▸ **EXERCISE TASK**
Reproduce all of the material exactly as shown.

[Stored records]
________________________

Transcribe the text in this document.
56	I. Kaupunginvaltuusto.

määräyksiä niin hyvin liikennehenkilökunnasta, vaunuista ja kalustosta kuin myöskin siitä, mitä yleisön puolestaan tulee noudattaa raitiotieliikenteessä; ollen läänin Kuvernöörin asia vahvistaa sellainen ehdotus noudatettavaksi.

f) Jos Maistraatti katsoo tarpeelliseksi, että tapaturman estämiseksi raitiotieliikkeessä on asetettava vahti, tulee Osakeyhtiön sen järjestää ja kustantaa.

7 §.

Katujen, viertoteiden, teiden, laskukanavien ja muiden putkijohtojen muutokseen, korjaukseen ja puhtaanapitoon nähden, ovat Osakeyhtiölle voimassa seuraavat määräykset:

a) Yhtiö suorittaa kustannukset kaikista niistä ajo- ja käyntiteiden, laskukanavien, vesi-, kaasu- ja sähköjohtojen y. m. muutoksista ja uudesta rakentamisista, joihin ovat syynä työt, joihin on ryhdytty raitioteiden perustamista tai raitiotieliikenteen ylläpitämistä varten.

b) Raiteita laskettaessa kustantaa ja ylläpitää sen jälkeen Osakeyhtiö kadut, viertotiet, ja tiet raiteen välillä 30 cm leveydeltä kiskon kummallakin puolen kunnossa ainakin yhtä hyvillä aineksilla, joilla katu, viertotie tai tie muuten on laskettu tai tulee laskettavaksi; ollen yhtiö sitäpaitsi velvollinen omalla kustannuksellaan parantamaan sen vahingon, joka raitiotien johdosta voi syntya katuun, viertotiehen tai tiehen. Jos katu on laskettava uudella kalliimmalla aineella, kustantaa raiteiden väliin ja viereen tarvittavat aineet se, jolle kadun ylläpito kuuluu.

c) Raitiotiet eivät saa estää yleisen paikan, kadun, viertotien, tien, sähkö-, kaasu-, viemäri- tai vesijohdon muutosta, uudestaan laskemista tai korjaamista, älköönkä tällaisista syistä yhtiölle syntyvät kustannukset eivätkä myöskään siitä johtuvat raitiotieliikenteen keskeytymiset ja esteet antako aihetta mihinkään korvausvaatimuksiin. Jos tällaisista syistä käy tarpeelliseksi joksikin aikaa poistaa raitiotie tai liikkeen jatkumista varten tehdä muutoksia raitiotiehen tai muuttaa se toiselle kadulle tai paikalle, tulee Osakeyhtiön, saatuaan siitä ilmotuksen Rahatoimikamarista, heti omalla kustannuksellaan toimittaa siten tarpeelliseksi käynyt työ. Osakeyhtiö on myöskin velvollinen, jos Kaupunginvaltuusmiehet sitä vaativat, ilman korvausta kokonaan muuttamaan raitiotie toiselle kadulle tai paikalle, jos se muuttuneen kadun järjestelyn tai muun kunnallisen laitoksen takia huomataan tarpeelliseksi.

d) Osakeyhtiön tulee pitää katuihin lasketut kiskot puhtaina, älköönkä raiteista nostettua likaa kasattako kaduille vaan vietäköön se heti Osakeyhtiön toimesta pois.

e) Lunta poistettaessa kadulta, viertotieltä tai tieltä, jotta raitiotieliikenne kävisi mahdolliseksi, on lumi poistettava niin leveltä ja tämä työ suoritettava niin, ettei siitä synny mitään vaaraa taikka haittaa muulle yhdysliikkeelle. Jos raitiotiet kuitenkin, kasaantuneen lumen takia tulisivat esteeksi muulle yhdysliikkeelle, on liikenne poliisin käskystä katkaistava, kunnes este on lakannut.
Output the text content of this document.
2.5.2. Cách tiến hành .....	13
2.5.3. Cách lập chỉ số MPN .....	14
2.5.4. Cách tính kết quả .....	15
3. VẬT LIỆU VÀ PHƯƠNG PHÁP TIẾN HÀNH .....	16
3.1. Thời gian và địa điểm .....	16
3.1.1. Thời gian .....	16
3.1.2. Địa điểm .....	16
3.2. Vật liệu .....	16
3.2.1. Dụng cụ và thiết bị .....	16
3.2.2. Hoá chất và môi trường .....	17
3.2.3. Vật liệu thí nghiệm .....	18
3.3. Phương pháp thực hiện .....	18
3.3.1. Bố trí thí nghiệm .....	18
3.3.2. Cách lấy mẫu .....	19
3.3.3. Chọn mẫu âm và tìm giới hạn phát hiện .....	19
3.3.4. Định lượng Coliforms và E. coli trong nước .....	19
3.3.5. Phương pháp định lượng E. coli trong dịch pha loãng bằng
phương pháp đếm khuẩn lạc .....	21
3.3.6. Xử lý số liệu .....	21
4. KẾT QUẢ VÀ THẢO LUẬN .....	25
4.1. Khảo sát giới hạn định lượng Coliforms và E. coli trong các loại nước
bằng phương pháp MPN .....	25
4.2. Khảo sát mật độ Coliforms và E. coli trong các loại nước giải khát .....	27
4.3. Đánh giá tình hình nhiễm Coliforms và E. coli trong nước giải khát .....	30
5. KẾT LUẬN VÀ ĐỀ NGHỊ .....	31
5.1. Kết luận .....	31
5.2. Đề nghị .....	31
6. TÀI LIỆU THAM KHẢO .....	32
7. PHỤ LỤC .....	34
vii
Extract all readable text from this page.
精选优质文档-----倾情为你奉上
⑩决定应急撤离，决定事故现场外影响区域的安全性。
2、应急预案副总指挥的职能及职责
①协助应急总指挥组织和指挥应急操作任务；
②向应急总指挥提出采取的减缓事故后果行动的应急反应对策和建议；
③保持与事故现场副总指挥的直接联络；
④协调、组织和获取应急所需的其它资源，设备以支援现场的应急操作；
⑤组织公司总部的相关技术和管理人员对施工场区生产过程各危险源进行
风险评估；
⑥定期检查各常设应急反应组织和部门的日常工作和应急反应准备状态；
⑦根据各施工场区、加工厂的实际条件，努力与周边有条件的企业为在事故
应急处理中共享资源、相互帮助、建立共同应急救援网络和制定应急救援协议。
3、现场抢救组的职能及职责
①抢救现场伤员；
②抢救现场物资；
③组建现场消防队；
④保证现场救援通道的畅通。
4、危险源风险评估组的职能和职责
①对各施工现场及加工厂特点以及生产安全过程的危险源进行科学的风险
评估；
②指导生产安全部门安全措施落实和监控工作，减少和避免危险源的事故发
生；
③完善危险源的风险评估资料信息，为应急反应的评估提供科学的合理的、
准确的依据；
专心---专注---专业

________________________

▸ **TASK ANSWER**
Transcribe the text in this document.
56	I. Kaupunginvaltuusto.

määräyksiä niin hyvin liikennehenkilökunnasta, vaunuista ja kalustosta kuin myöskin siitä, mitä yleisön puolestaan tulee noudattaa raitiotieliikenteessä; ollen läänin Kuvernöörin asia vahvistaa sellainen ehdotus noudatettavaksi.

f) Jos Maistraatti katsoo tarpeelliseksi, että tapaturman estämiseksi raitiotieliikkeessä on asetettava vahti, tulee Osakeyhtiön sen järjestää ja kustantaa.

7 §.

Katujen, viertoteiden, teiden, laskukanavien ja muiden putkijohtojen muutokseen, korjaukseen ja puhtaanapitoon nähden, ovat Osakeyhtiölle voimassa seuraavat määräykset:

a) Yhtiö suorittaa kustannukset kaikista niistä ajo- ja käyntiteiden, laskukanavien, vesi-, kaasu- ja sähköjohtojen y. m. muutoksista ja uudesta rakentamisista, joihin ovat syynä työt, joihin on ryhdytty raitioteiden perustamista tai raitiotieliikenteen ylläpitämistä varten.

b) Raiteita laskettaessa kustantaa ja ylläpitää sen jälkeen Osakeyhtiö kadut, viertotiet, ja tiet raiteen välillä 30 cm leveydeltä kiskon kummallakin puolen kunnossa ainakin yhtä hyvillä aineksilla, joilla katu, viertotie tai tie muuten on laskettu tai tulee laskettavaksi; ollen yhtiö sitäpaitsi velvollinen omalla kustannuksellaan parantamaan sen vahingon, joka raitiotien johdosta voi syntya katuun, viertotiehen tai tiehen. Jos katu on laskettava uudella kalliimmalla aineella, kustantaa raiteiden väliin ja viereen tarvittavat aineet se, jolle kadun ylläpito kuuluu.

c) Raitiotiet eivät saa estää yleisen paikan, kadun, viertotien, tien, sähkö-, kaasu-, viemäri- tai vesijohdon muutosta, uudestaan laskemista tai korjaamista, älköönkä tällaisista syistä yhtiölle syntyvät kustannukset eivätkä myöskään siitä johtuvat raitiotieliikenteen keskeytymiset ja esteet antako aihetta mihinkään korvausvaatimuksiin. Jos tällaisista syistä käy tarpeelliseksi joksikin aikaa poistaa raitiotie tai liikkeen jatkumista varten tehdä muutoksia raitiotiehen tai muuttaa se toiselle kadulle tai paikalle, tulee Osakeyhtiön, saatuaan siitä ilmotuksen Rahatoimikamarista, heti omalla kustannuksellaan toimittaa siten tarpeelliseksi käynyt työ. Osakeyhtiö on myöskin velvollinen, jos Kaupunginvaltuusmiehet sitä vaativat, ilman korvausta kokonaan muuttamaan raitiotie toiselle kadulle tai paikalle, jos se muuttuneen kadun järjestelyn tai muun kunnallisen laitoksen takia huomataan tarpeelliseksi.

d) Osakeyhtiön tulee pitää katuihin lasketut kiskot puhtaina, älköönkä raiteista nostettua likaa kasattako kaduille vaan vietäköön se heti Osakeyhtiön toimesta pois.

e) Lunta poistettaessa kadulta, viertotieltä tai tieltä, jotta raitiotieliikenne kävisi mahdolliseksi, on lumi poistettava niin leveltä ja tämä työ suoritettava niin, ettei siitä synny mitään vaaraa taikka haittaa muulle yhdysliikkeelle. Jos raitiotiet kuitenkin, kasaantuneen lumen takia tulisivat esteeksi muulle yhdysliikkeelle, on liikenne poliisin käskystä katkaistava, kunnes este on lakannut.
Output the text content of this document.
2.5.2. Cách tiến hành .....	13
2.5.3. Cách lập chỉ số MPN .....	14
2.5.4. Cách tính kết quả .....	15
3. VẬT LIỆU VÀ PHƯƠNG PHÁP TIẾN HÀNH .....	16
3.1. Thời gian và địa điểm .....	16
3.1.1. Thời gian .....	16
3.1.2. Địa điểm .....	16
3.2. Vật liệu .....	16
3.2.1. Dụng cụ và thiết bị .....	16
3.2.2. Hoá chất và môi trường .....	17
3.2.3. Vật liệu thí nghiệm .....	18
3.3. Phương pháp thực hiện .....	18
3.3.1. Bố trí thí nghiệm .....	18
3.3.2. Cách lấy mẫu .....	19
3.3.3. Chọn mẫu âm và tìm giới hạn phát hiện .....	19
3.3.4. Định lượng Coliforms và E. coli trong nước .....	19
3.3.5. Phương pháp định lượng E. coli trong dịch pha loãng bằng
phương pháp đếm khuẩn lạc .....	21
3.3.6. Xử lý số liệu .....	21
4. KẾT QUẢ VÀ THẢO LUẬN .....	25
4.1. Khảo sát giới hạn định lượng Coliforms và E. coli trong các loại nước
bằng phương pháp MPN .....	25
4.2. Khảo sát mật độ Coliforms và E. coli trong các loại nước giải khát .....	27
4.3. Đánh giá tình hình nhiễm Coliforms và E. coli trong nước giải khát .....	30
5. KẾT LUẬN VÀ ĐỀ NGHỊ .....	31
5.1. Kết luận .....	31
5.2. Đề nghị .....	31
6. TÀI LIỆU THAM KHẢO .....	32
7. PHỤ LỤC .....	34
vii
Extract all readable text from this page.
精选优质文档-----倾情为你奉上
⑩决定应急撤离，决定事故现场外影响区域的安全性。
2、应急预案副总指挥的职能及职责
①协助应急总指挥组织和指挥应急操作任务；
②向应急总指挥提出采取的减缓事故后果行动的应急反应对策和建议；
③保持与事故现场副总指挥的直接联络；
④协调、组织和获取应急所需的其它资源，设备以支援现场的应急操作；
⑤组织公司总部的相关技术和管理人员对施工场区生产过程各危险源进行
风险评估；
⑥定期检查各常设应急反应组织和部门的日常工作和应急反应准备状态；
⑦根据各施工场区、加工厂的实际条件，努力与周边有条件的企业为在事故
应急处理中共享资源、相互帮助、建立共同应急救援网络和制定应急救援协议。
3、现场抢救组的职能及职责
①抢救现场伤员；
②抢救现场物资；
③组建现场消防队；
④保证现场救援通道的畅通。
4、危险源风险评估组的职能和职责
①对各施工现场及加工厂特点以及生产安全过程的危险源进行科学的风险
评估；
②指导生产安全部门安全措施落实和监控工作，减少和避免危险源的事故发
生；
③完善危险源的风险评估资料信息，为应急反应的评估提供科学的合理的、
准确的依据；
专心---专注---专业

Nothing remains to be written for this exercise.